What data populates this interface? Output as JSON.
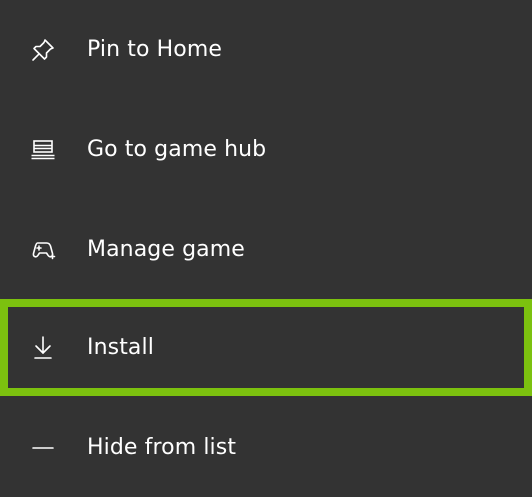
{
  "menu": {
    "items": [
      {
        "label": "Pin to Home",
        "icon": "pin-icon"
      },
      {
        "label": "Go to game hub",
        "icon": "game-hub-icon"
      },
      {
        "label": "Manage game",
        "icon": "controller-icon"
      },
      {
        "label": "Install",
        "icon": "download-icon",
        "selected": true
      },
      {
        "label": "Hide from list",
        "icon": "minus-icon"
      }
    ]
  },
  "colors": {
    "background": "#333333",
    "text": "#ffffff",
    "focus_border": "#7cc10f"
  }
}
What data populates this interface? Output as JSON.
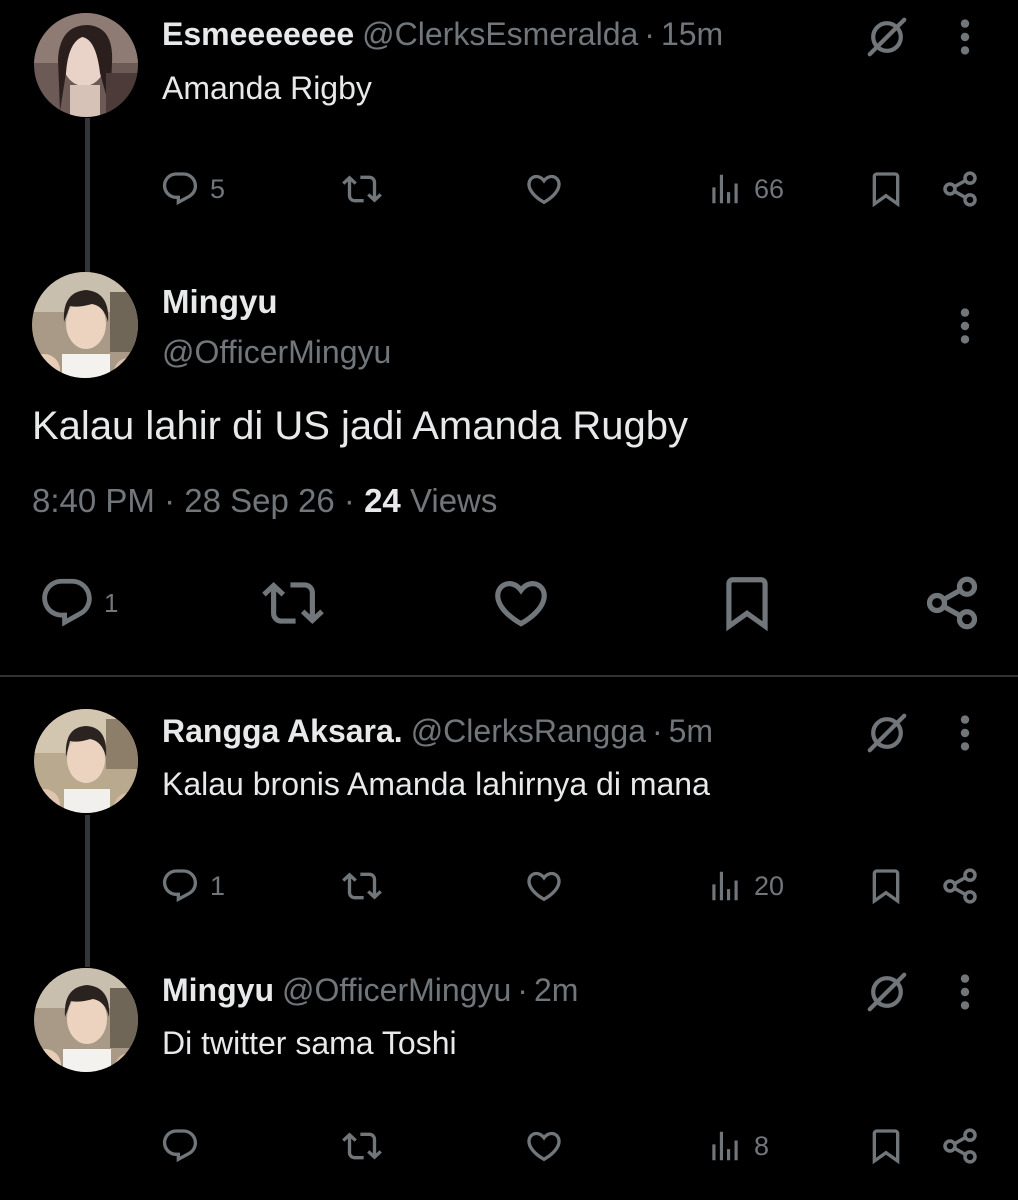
{
  "replies_above": [
    {
      "display_name": "Esmeeeeeee",
      "handle": "@ClerksEsmeralda",
      "separator": "·",
      "time": "15m",
      "text": "Amanda Rigby",
      "reply_count": "5",
      "view_count": "66"
    }
  ],
  "main_tweet": {
    "display_name": "Mingyu",
    "handle": "@OfficerMingyu",
    "text": "Kalau lahir di US jadi Amanda Rugby",
    "time": "8:40 PM",
    "sep1": "·",
    "date": "28 Sep 26",
    "sep2": "·",
    "views_count": "24",
    "views_label": "Views",
    "reply_count": "1"
  },
  "replies_below": [
    {
      "display_name": "Rangga Aksara.",
      "handle": "@ClerksRangga",
      "separator": "·",
      "time": "5m",
      "text": "Kalau bronis Amanda lahirnya di mana",
      "reply_count": "1",
      "view_count": "20"
    },
    {
      "display_name": "Mingyu",
      "handle": "@OfficerMingyu",
      "separator": "·",
      "time": "2m",
      "text": "Di twitter sama Toshi",
      "reply_count": "",
      "view_count": "8"
    }
  ],
  "colors": {
    "background": "#000000",
    "text_primary": "#e7e9ea",
    "text_secondary": "#71767b",
    "divider": "#2f3336",
    "thread_line": "#333639"
  },
  "icons": [
    "reply-icon",
    "retweet-icon",
    "like-icon",
    "views-icon",
    "bookmark-icon",
    "share-icon",
    "grok-icon",
    "more-icon"
  ]
}
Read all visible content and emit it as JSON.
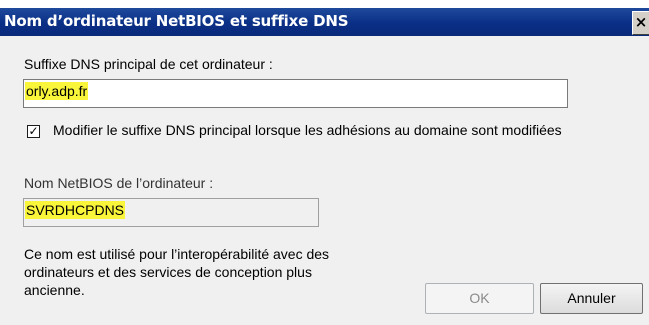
{
  "dialog": {
    "title": "Nom d’ordinateur NetBIOS et suffixe DNS",
    "close_glyph": "×"
  },
  "dns_suffix": {
    "label": "Suffixe DNS principal de cet ordinateur :",
    "value": "orly.adp.fr"
  },
  "modify_checkbox": {
    "checked": true,
    "mark": "✓",
    "label": "Modifier le suffixe DNS principal lorsque les adhésions au domaine sont modifiées"
  },
  "netbios": {
    "label": "Nom NetBIOS de l’ordinateur :",
    "value": "SVRDHCPDNS"
  },
  "info_text": [
    "Ce nom est utilisé pour l’interopérabilité avec des",
    "ordinateurs et des services de conception plus",
    "ancienne."
  ],
  "buttons": {
    "ok": "OK",
    "cancel": "Annuler"
  },
  "colors": {
    "titlebar": "#0a2f86",
    "highlight": "#f9f53a"
  }
}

· · · ·

To be done: Each record should be quoted exactly, with the images omitted.

Solution:
What data populates this interface? Output as JSON.
{
  "menu": {
    "items": [
      {
        "label": "Pin to Home",
        "icon": "pin-icon"
      },
      {
        "label": "Go to game hub",
        "icon": "game-hub-icon"
      },
      {
        "label": "Manage game",
        "icon": "controller-icon"
      },
      {
        "label": "Install",
        "icon": "download-icon",
        "selected": true
      },
      {
        "label": "Hide from list",
        "icon": "minus-icon"
      }
    ]
  },
  "colors": {
    "background": "#333333",
    "text": "#ffffff",
    "focus_border": "#7cc10f"
  }
}
What data populates this interface? Output as JSON.
{
  "replies_above": [
    {
      "display_name": "Esmeeeeeee",
      "handle": "@ClerksEsmeralda",
      "separator": "·",
      "time": "15m",
      "text": "Amanda Rigby",
      "reply_count": "5",
      "view_count": "66"
    }
  ],
  "main_tweet": {
    "display_name": "Mingyu",
    "handle": "@OfficerMingyu",
    "text": "Kalau lahir di US jadi Amanda Rugby",
    "time": "8:40 PM",
    "sep1": "·",
    "date": "28 Sep 26",
    "sep2": "·",
    "views_count": "24",
    "views_label": "Views",
    "reply_count": "1"
  },
  "replies_below": [
    {
      "display_name": "Rangga Aksara.",
      "handle": "@ClerksRangga",
      "separator": "·",
      "time": "5m",
      "text": "Kalau bronis Amanda lahirnya di mana",
      "reply_count": "1",
      "view_count": "20"
    },
    {
      "display_name": "Mingyu",
      "handle": "@OfficerMingyu",
      "separator": "·",
      "time": "2m",
      "text": "Di twitter sama Toshi",
      "reply_count": "",
      "view_count": "8"
    }
  ],
  "colors": {
    "background": "#000000",
    "text_primary": "#e7e9ea",
    "text_secondary": "#71767b",
    "divider": "#2f3336",
    "thread_line": "#333639"
  },
  "icons": [
    "reply-icon",
    "retweet-icon",
    "like-icon",
    "views-icon",
    "bookmark-icon",
    "share-icon",
    "grok-icon",
    "more-icon"
  ]
}
Read all visible content and emit it as JSON.
{
  "dialog": {
    "title": "Nom d’ordinateur NetBIOS et suffixe DNS",
    "close_glyph": "×"
  },
  "dns_suffix": {
    "label": "Suffixe DNS principal de cet ordinateur :",
    "value": "orly.adp.fr"
  },
  "modify_checkbox": {
    "checked": true,
    "mark": "✓",
    "label": "Modifier le suffixe DNS principal lorsque les adhésions au domaine sont modifiées"
  },
  "netbios": {
    "label": "Nom NetBIOS de l’ordinateur :",
    "value": "SVRDHCPDNS"
  },
  "info_text": [
    "Ce nom est utilisé pour l’interopérabilité avec des",
    "ordinateurs et des services de conception plus",
    "ancienne."
  ],
  "buttons": {
    "ok": "OK",
    "cancel": "Annuler"
  },
  "colors": {
    "titlebar": "#0a2f86",
    "highlight": "#f9f53a"
  }
}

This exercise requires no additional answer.